JOB:
Show all lines from the listing below that contain "PVID".

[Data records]

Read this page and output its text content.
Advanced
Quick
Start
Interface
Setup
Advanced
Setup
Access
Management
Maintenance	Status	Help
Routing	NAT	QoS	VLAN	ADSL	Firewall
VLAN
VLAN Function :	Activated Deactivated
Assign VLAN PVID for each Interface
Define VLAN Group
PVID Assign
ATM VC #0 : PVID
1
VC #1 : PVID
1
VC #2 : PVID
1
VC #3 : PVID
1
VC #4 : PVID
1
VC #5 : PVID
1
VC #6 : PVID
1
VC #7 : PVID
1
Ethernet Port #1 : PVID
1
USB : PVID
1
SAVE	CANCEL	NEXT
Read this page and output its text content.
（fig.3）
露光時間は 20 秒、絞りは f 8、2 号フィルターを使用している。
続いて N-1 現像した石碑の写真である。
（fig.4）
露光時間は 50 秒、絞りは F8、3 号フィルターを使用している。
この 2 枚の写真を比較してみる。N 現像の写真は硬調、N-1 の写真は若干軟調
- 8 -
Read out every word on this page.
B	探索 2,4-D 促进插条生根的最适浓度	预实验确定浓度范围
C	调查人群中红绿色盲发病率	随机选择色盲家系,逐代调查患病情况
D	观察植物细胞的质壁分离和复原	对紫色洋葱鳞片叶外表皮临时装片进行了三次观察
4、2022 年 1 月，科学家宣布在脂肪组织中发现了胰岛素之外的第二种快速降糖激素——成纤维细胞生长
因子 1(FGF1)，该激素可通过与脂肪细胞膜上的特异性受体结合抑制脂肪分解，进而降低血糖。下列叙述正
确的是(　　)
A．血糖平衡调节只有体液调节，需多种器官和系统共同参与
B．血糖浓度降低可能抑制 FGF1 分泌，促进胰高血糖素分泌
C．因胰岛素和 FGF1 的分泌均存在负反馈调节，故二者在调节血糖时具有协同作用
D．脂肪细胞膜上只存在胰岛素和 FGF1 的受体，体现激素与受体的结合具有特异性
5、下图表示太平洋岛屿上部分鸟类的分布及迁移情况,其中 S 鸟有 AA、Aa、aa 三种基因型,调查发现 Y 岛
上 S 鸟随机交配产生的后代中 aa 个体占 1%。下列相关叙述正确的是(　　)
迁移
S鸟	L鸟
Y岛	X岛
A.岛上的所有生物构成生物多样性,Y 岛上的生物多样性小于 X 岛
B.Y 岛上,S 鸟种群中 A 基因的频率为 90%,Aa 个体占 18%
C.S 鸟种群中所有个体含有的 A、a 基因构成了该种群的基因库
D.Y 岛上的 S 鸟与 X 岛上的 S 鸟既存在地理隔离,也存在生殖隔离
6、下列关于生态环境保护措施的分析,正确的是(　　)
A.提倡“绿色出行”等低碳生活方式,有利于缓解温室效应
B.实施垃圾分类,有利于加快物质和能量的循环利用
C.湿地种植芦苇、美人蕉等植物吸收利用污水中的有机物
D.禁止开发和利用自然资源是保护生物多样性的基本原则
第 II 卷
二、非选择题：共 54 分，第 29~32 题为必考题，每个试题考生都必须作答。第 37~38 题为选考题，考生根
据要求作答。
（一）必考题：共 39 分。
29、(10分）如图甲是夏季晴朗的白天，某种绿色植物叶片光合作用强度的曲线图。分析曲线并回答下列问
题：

RESPONSE TO THE EXERCISE:
Assign VLAN PVID for each Interface
PVID Assign
ATM VC #0 : PVID
VC #1 : PVID
VC #2 : PVID
VC #3 : PVID
VC #4 : PVID
VC #5 : PVID
VC #6 : PVID
VC #7 : PVID
Ethernet Port #1 : PVID
USB : PVID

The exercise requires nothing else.